TASK TO COMPLETE | Display each line of the listing below that contains the string "series". Treat uppercase and lowercase letters as different.
--- Start of MATERIAL FOR THIS EXERCISE ---
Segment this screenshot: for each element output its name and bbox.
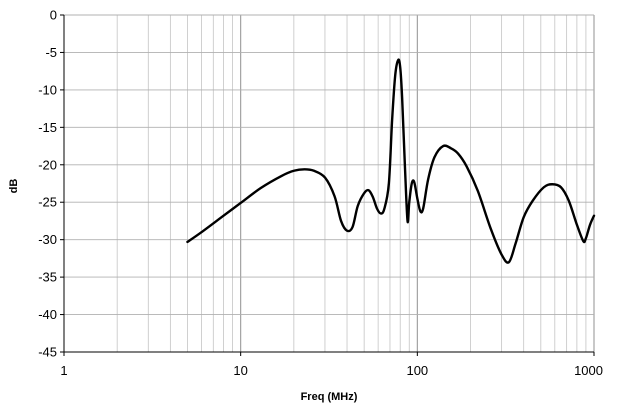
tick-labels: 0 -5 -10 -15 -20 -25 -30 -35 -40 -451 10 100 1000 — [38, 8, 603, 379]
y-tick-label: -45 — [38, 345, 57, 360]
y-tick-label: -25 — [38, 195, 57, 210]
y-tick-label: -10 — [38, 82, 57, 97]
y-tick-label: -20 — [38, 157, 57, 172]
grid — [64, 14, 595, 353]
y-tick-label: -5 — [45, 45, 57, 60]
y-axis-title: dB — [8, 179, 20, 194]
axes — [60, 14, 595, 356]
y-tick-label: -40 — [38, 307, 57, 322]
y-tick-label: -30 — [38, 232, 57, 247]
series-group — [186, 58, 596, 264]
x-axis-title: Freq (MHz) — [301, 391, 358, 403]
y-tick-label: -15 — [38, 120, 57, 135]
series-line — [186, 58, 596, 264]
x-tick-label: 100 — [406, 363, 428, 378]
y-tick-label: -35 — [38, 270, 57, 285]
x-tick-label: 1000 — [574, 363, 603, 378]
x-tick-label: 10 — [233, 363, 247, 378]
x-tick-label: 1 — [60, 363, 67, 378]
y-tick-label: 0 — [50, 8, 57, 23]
--- End of MATERIAL FOR THIS EXERCISE ---
RESULT OF THE EXERCISE |
series-group — [186, 58, 596, 264]
series-line — [186, 58, 596, 264]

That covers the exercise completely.